Record excerpts »

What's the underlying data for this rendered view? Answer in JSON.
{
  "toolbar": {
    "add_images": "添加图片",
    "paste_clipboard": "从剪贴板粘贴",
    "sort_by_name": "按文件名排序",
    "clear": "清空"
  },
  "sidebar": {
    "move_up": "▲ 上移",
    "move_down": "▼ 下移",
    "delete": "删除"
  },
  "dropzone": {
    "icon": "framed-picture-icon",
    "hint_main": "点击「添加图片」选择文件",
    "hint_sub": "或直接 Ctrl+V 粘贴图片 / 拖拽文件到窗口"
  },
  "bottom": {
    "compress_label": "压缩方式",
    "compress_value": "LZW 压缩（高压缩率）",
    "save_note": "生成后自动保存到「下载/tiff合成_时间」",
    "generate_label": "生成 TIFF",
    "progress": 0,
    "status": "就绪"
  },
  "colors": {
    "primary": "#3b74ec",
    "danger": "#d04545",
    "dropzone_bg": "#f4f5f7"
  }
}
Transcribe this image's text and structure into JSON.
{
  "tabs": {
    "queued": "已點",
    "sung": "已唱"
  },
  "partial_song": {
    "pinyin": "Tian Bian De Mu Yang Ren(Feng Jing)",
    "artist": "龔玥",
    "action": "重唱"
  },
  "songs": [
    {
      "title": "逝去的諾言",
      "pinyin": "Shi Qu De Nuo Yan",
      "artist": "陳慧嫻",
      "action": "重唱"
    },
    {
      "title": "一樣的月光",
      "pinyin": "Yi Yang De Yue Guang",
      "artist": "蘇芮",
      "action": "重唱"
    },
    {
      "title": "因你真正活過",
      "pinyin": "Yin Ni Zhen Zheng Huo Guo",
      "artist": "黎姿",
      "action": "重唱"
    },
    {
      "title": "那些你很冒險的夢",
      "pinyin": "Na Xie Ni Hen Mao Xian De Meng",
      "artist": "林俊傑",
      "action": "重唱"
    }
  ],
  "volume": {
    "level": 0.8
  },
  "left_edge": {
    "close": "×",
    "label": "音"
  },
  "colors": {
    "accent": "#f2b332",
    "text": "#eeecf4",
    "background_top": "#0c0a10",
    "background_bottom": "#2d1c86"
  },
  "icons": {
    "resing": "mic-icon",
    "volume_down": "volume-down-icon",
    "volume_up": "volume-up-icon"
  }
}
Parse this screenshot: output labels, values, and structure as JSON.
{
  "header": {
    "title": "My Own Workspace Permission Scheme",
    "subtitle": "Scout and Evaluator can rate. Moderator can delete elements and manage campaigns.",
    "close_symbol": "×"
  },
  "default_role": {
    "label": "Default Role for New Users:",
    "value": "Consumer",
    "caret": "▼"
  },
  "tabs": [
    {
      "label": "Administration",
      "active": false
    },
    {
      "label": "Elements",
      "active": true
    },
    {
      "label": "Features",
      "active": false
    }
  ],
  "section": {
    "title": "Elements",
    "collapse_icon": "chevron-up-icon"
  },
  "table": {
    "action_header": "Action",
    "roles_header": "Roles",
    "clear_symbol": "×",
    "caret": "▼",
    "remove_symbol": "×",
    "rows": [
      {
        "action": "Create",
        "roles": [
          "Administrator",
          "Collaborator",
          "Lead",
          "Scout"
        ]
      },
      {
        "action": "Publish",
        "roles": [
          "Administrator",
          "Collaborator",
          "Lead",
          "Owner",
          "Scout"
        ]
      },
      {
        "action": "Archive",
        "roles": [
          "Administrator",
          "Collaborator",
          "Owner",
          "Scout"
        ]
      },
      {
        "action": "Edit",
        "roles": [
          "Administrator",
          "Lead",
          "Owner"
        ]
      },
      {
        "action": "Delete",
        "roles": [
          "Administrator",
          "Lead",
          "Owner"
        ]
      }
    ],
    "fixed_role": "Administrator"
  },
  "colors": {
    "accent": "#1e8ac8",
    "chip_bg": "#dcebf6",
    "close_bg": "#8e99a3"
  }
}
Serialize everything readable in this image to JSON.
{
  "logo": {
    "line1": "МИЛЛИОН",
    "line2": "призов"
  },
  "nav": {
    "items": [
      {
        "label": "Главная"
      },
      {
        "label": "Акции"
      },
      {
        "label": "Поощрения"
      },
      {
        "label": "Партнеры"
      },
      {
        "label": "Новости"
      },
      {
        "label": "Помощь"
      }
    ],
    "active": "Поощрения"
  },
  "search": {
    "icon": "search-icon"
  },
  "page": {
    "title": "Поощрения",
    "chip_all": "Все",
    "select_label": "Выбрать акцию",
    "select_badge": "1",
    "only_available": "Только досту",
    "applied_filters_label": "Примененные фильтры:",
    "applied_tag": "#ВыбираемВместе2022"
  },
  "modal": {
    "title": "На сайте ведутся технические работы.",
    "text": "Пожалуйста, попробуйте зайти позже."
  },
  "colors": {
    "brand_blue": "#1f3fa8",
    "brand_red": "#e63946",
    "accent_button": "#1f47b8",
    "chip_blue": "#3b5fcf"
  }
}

Goal »
Give back the data above exactly as it appears.

Answer to this task »
What's the underlying data for this rendered view? Answer in JSON.
{
  "toolbar": {
    "add_images": "添加图片",
    "paste_clipboard": "从剪贴板粘贴",
    "sort_by_name": "按文件名排序",
    "clear": "清空"
  },
  "sidebar": {
    "move_up": "▲ 上移",
    "move_down": "▼ 下移",
    "delete": "删除"
  },
  "dropzone": {
    "icon": "framed-picture-icon",
    "hint_main": "点击「添加图片」选择文件",
    "hint_sub": "或直接 Ctrl+V 粘贴图片 / 拖拽文件到窗口"
  },
  "bottom": {
    "compress_label": "压缩方式",
    "compress_value": "LZW 压缩（高压缩率）",
    "save_note": "生成后自动保存到「下载/tiff合成_时间」",
    "generate_label": "生成 TIFF",
    "progress": 0,
    "status": "就绪"
  },
  "colors": {
    "primary": "#3b74ec",
    "danger": "#d04545",
    "dropzone_bg": "#f4f5f7"
  }
}
Transcribe this image's text and structure into JSON.
{
  "tabs": {
    "queued": "已點",
    "sung": "已唱"
  },
  "partial_song": {
    "pinyin": "Tian Bian De Mu Yang Ren(Feng Jing)",
    "artist": "龔玥",
    "action": "重唱"
  },
  "songs": [
    {
      "title": "逝去的諾言",
      "pinyin": "Shi Qu De Nuo Yan",
      "artist": "陳慧嫻",
      "action": "重唱"
    },
    {
      "title": "一樣的月光",
      "pinyin": "Yi Yang De Yue Guang",
      "artist": "蘇芮",
      "action": "重唱"
    },
    {
      "title": "因你真正活過",
      "pinyin": "Yin Ni Zhen Zheng Huo Guo",
      "artist": "黎姿",
      "action": "重唱"
    },
    {
      "title": "那些你很冒險的夢",
      "pinyin": "Na Xie Ni Hen Mao Xian De Meng",
      "artist": "林俊傑",
      "action": "重唱"
    }
  ],
  "volume": {
    "level": 0.8
  },
  "left_edge": {
    "close": "×",
    "label": "音"
  },
  "colors": {
    "accent": "#f2b332",
    "text": "#eeecf4",
    "background_top": "#0c0a10",
    "background_bottom": "#2d1c86"
  },
  "icons": {
    "resing": "mic-icon",
    "volume_down": "volume-down-icon",
    "volume_up": "volume-up-icon"
  }
}
Parse this screenshot: output labels, values, and structure as JSON.
{
  "header": {
    "title": "My Own Workspace Permission Scheme",
    "subtitle": "Scout and Evaluator can rate. Moderator can delete elements and manage campaigns.",
    "close_symbol": "×"
  },
  "default_role": {
    "label": "Default Role for New Users:",
    "value": "Consumer",
    "caret": "▼"
  },
  "tabs": [
    {
      "label": "Administration",
      "active": false
    },
    {
      "label": "Elements",
      "active": true
    },
    {
      "label": "Features",
      "active": false
    }
  ],
  "section": {
    "title": "Elements",
    "collapse_icon": "chevron-up-icon"
  },
  "table": {
    "action_header": "Action",
    "roles_header": "Roles",
    "clear_symbol": "×",
    "caret": "▼",
    "remove_symbol": "×",
    "rows": [
      {
        "action": "Create",
        "roles": [
          "Administrator",
          "Collaborator",
          "Lead",
          "Scout"
        ]
      },
      {
        "action": "Publish",
        "roles": [
          "Administrator",
          "Collaborator",
          "Lead",
          "Owner",
          "Scout"
        ]
      },
      {
        "action": "Archive",
        "roles": [
          "Administrator",
          "Collaborator",
          "Owner",
          "Scout"
        ]
      },
      {
        "action": "Edit",
        "roles": [
          "Administrator",
          "Lead",
          "Owner"
        ]
      },
      {
        "action": "Delete",
        "roles": [
          "Administrator",
          "Lead",
          "Owner"
        ]
      }
    ],
    "fixed_role": "Administrator"
  },
  "colors": {
    "accent": "#1e8ac8",
    "chip_bg": "#dcebf6",
    "close_bg": "#8e99a3"
  }
}
Serialize everything readable in this image to JSON.
{
  "logo": {
    "line1": "МИЛЛИОН",
    "line2": "призов"
  },
  "nav": {
    "items": [
      {
        "label": "Главная"
      },
      {
        "label": "Акции"
      },
      {
        "label": "Поощрения"
      },
      {
        "label": "Партнеры"
      },
      {
        "label": "Новости"
      },
      {
        "label": "Помощь"
      }
    ],
    "active": "Поощрения"
  },
  "search": {
    "icon": "search-icon"
  },
  "page": {
    "title": "Поощрения",
    "chip_all": "Все",
    "select_label": "Выбрать акцию",
    "select_badge": "1",
    "only_available": "Только досту",
    "applied_filters_label": "Примененные фильтры:",
    "applied_tag": "#ВыбираемВместе2022"
  },
  "modal": {
    "title": "На сайте ведутся технические работы.",
    "text": "Пожалуйста, попробуйте зайти позже."
  },
  "colors": {
    "brand_blue": "#1f3fa8",
    "brand_red": "#e63946",
    "accent_button": "#1f47b8",
    "chip_blue": "#3b5fcf"
  }
}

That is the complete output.